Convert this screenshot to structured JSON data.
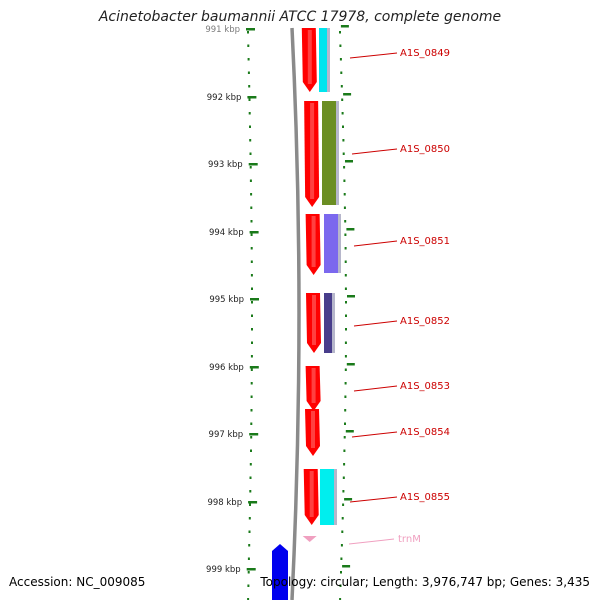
{
  "title": "Acinetobacter baumannii ATCC 17978, complete genome",
  "footer": {
    "accession": "Accession: NC_009085",
    "summary": "Topology: circular; Length: 3,976,747 bp; Genes: 3,435"
  },
  "scale": {
    "unit": "kbp",
    "ticks": [
      "991 kbp",
      "992 kbp",
      "993 kbp",
      "994 kbp",
      "995 kbp",
      "996 kbp",
      "997 kbp",
      "998 kbp",
      "999 kbp"
    ]
  },
  "colors": {
    "backbone": "#8a8a8a",
    "forward_strand": "#ff0000",
    "label_line": "#cc0000",
    "trna": "#f0a0c0",
    "tick": "#1a7a1a",
    "other_gene": "#0000ee"
  },
  "genes": [
    {
      "label": "A1S_0849",
      "cog_color": "#00e5ee"
    },
    {
      "label": "A1S_0850",
      "cog_color": "#6b8e23"
    },
    {
      "label": "A1S_0851",
      "cog_color": "#7b68ee"
    },
    {
      "label": "A1S_0852",
      "cog_color": "#483d8b"
    },
    {
      "label": "A1S_0853",
      "cog_color": ""
    },
    {
      "label": "A1S_0854",
      "cog_color": ""
    },
    {
      "label": "A1S_0855",
      "cog_color": "#00eeee"
    },
    {
      "label": "trnM",
      "cog_color": ""
    }
  ]
}
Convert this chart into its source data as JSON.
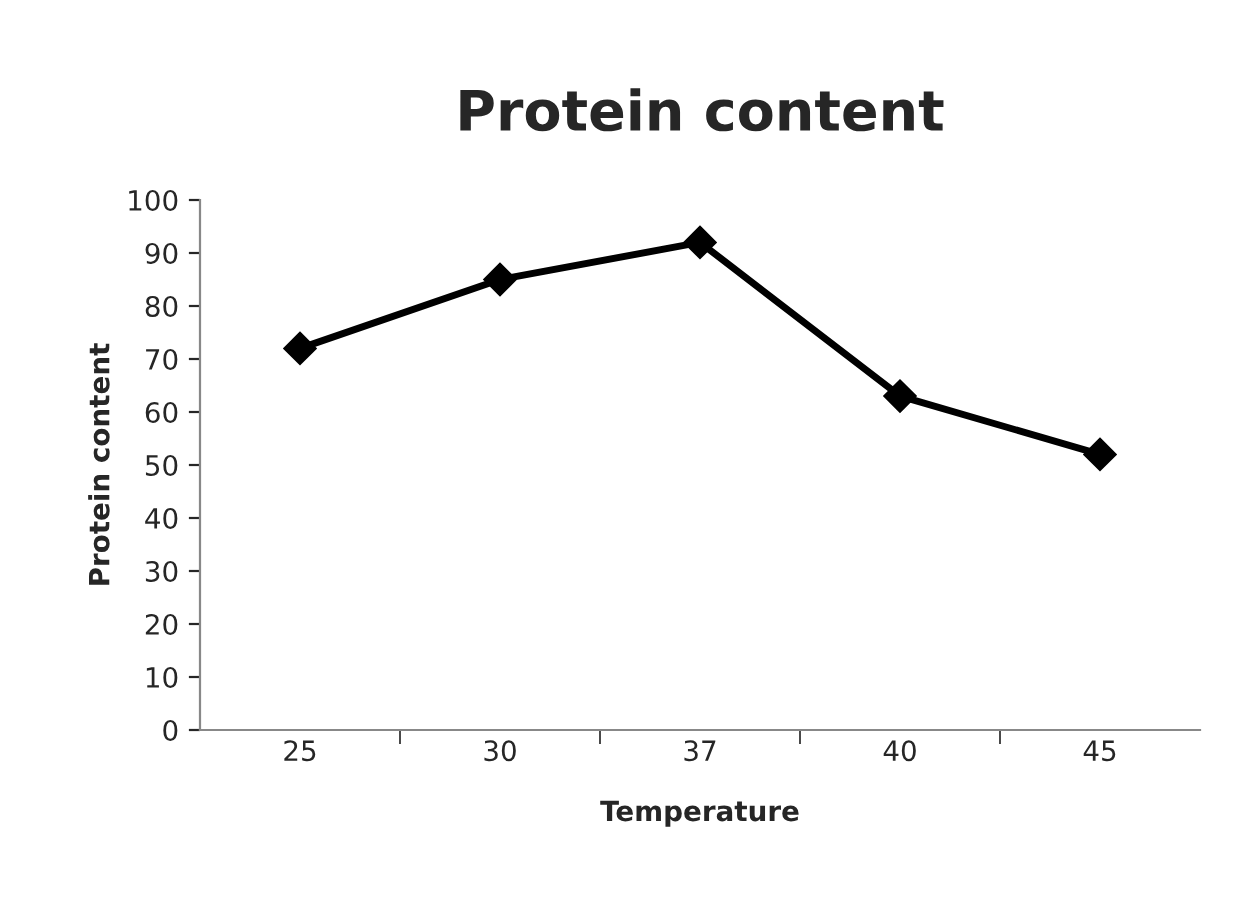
· · · · · · ·
State, as a bare number, how many lines of the listing hold the word "data".

* _Solution below_
2